**To do**: Can you retype every record below exactly as written?
....
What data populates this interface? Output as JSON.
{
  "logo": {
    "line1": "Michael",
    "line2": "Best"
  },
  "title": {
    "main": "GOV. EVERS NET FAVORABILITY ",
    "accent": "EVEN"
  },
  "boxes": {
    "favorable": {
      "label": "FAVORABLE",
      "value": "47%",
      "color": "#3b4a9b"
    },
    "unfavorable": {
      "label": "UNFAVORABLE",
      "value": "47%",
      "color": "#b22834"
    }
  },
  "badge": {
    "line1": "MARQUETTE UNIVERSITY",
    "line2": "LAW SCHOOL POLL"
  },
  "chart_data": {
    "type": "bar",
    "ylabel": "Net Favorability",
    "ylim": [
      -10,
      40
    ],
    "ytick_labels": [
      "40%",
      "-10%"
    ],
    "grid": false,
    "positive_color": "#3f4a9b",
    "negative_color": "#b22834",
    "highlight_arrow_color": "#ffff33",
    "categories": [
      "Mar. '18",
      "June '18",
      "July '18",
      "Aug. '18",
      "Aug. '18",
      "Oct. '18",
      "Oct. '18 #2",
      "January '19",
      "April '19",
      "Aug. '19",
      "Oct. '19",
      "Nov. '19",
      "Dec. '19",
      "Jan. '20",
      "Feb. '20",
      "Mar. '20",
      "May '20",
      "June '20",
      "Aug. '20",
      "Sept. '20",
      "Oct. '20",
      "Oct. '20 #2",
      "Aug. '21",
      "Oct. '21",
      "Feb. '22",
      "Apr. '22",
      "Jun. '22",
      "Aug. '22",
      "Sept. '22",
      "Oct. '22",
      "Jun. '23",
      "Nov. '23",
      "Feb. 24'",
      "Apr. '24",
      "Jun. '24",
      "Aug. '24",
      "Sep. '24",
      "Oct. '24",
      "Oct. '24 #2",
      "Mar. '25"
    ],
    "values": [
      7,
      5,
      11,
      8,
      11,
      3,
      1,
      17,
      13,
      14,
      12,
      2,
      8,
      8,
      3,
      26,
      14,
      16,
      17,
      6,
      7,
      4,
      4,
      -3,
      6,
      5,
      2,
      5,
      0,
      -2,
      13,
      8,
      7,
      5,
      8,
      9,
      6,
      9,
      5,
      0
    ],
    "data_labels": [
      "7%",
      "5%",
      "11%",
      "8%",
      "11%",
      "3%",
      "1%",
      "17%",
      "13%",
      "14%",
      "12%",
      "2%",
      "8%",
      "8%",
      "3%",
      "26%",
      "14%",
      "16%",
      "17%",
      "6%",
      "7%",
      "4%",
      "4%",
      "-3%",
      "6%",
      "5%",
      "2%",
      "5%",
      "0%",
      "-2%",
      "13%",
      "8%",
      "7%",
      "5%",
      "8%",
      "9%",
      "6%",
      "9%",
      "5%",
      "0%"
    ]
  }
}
....
**Answer to this task**:
What data populates this interface? Output as JSON.
{
  "logo": {
    "line1": "Michael",
    "line2": "Best"
  },
  "title": {
    "main": "GOV. EVERS NET FAVORABILITY ",
    "accent": "EVEN"
  },
  "boxes": {
    "favorable": {
      "label": "FAVORABLE",
      "value": "47%",
      "color": "#3b4a9b"
    },
    "unfavorable": {
      "label": "UNFAVORABLE",
      "value": "47%",
      "color": "#b22834"
    }
  },
  "badge": {
    "line1": "MARQUETTE UNIVERSITY",
    "line2": "LAW SCHOOL POLL"
  },
  "chart_data": {
    "type": "bar",
    "ylabel": "Net Favorability",
    "ylim": [
      -10,
      40
    ],
    "ytick_labels": [
      "40%",
      "-10%"
    ],
    "grid": false,
    "positive_color": "#3f4a9b",
    "negative_color": "#b22834",
    "highlight_arrow_color": "#ffff33",
    "categories": [
      "Mar. '18",
      "June '18",
      "July '18",
      "Aug. '18",
      "Aug. '18",
      "Oct. '18",
      "Oct. '18 #2",
      "January '19",
      "April '19",
      "Aug. '19",
      "Oct. '19",
      "Nov. '19",
      "Dec. '19",
      "Jan. '20",
      "Feb. '20",
      "Mar. '20",
      "May '20",
      "June '20",
      "Aug. '20",
      "Sept. '20",
      "Oct. '20",
      "Oct. '20 #2",
      "Aug. '21",
      "Oct. '21",
      "Feb. '22",
      "Apr. '22",
      "Jun. '22",
      "Aug. '22",
      "Sept. '22",
      "Oct. '22",
      "Jun. '23",
      "Nov. '23",
      "Feb. 24'",
      "Apr. '24",
      "Jun. '24",
      "Aug. '24",
      "Sep. '24",
      "Oct. '24",
      "Oct. '24 #2",
      "Mar. '25"
    ],
    "values": [
      7,
      5,
      11,
      8,
      11,
      3,
      1,
      17,
      13,
      14,
      12,
      2,
      8,
      8,
      3,
      26,
      14,
      16,
      17,
      6,
      7,
      4,
      4,
      -3,
      6,
      5,
      2,
      5,
      0,
      -2,
      13,
      8,
      7,
      5,
      8,
      9,
      6,
      9,
      5,
      0
    ],
    "data_labels": [
      "7%",
      "5%",
      "11%",
      "8%",
      "11%",
      "3%",
      "1%",
      "17%",
      "13%",
      "14%",
      "12%",
      "2%",
      "8%",
      "8%",
      "3%",
      "26%",
      "14%",
      "16%",
      "17%",
      "6%",
      "7%",
      "4%",
      "4%",
      "-3%",
      "6%",
      "5%",
      "2%",
      "5%",
      "0%",
      "-2%",
      "13%",
      "8%",
      "7%",
      "5%",
      "8%",
      "9%",
      "6%",
      "9%",
      "5%",
      "0%"
    ]
  }
}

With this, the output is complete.